> [What you will do]:
Will you output all of the data below exactly, omitting the images?

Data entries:
□ □ □ □ □ □ □
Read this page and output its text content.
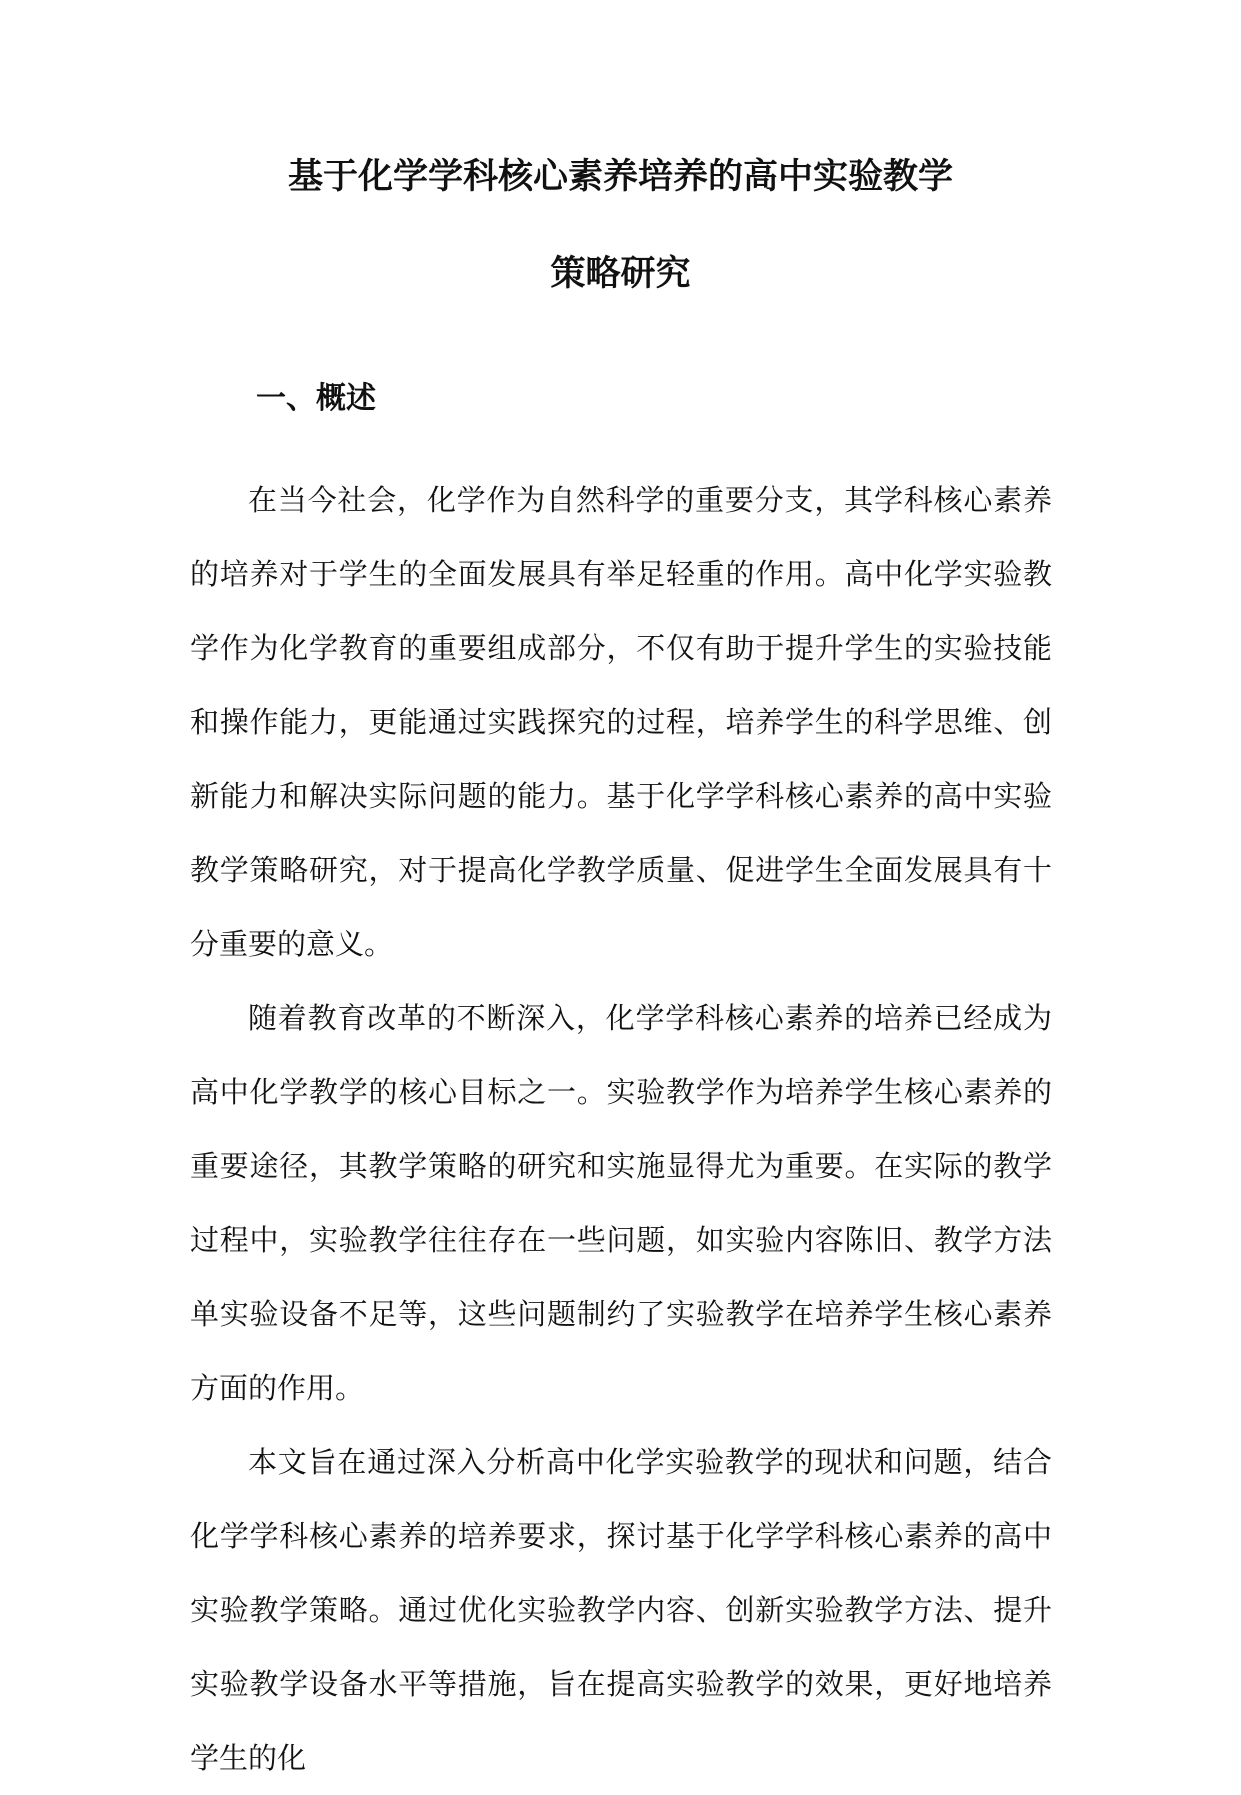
基于化学学科核心素养培养的高中实验教学
策略研究
一、概述

在当今社会，化学作为自然科学的重要分支，其学科核心素养的培养对于学生的全面发展具有举足轻重的作用。高中化学实验教学作为化学教育的重要组成部分，不仅有助于提升学生的实验技能和操作能力，更能通过实践探究的过程，培养学生的科学思维、创新能力和解决实际问题的能力。基于化学学科核心素养的高中实验教学策略研究，对于提高化学教学质量、促进学生全面发展具有十分重要的意义。

随着教育改革的不断深入，化学学科核心素养的培养已经成为高中化学教学的核心目标之一。实验教学作为培养学生核心素养的重要途径，其教学策略的研究和实施显得尤为重要。在实际的教学过程中，实验教学往往存在一些问题，如实验内容陈旧、教学方法单实验设备不足等，这些问题制约了实验教学在培养学生核心素养方面的作用。

本文旨在通过深入分析高中化学实验教学的现状和问题，结合化学学科核心素养的培养要求，探讨基于化学学科核心素养的高中实验教学策略。通过优化实验教学内容、创新实验教学方法、提升实验教学设备水平等措施，旨在提高实验教学的效果，更好地培养学生的化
□ □ □ □ □ □ □
> [The reply]:
Read this page and output its text content.
基于化学学科核心素养培养的高中实验教学
策略研究
一、概述

在当今社会，化学作为自然科学的重要分支，其学科核心素养的培养对于学生的全面发展具有举足轻重的作用。高中化学实验教学作为化学教育的重要组成部分，不仅有助于提升学生的实验技能和操作能力，更能通过实践探究的过程，培养学生的科学思维、创新能力和解决实际问题的能力。基于化学学科核心素养的高中实验教学策略研究，对于提高化学教学质量、促进学生全面发展具有十分重要的意义。

随着教育改革的不断深入，化学学科核心素养的培养已经成为高中化学教学的核心目标之一。实验教学作为培养学生核心素养的重要途径，其教学策略的研究和实施显得尤为重要。在实际的教学过程中，实验教学往往存在一些问题，如实验内容陈旧、教学方法单实验设备不足等，这些问题制约了实验教学在培养学生核心素养方面的作用。

本文旨在通过深入分析高中化学实验教学的现状和问题，结合化学学科核心素养的培养要求，探讨基于化学学科核心素养的高中实验教学策略。通过优化实验教学内容、创新实验教学方法、提升实验教学设备水平等措施，旨在提高实验教学的效果，更好地培养学生的化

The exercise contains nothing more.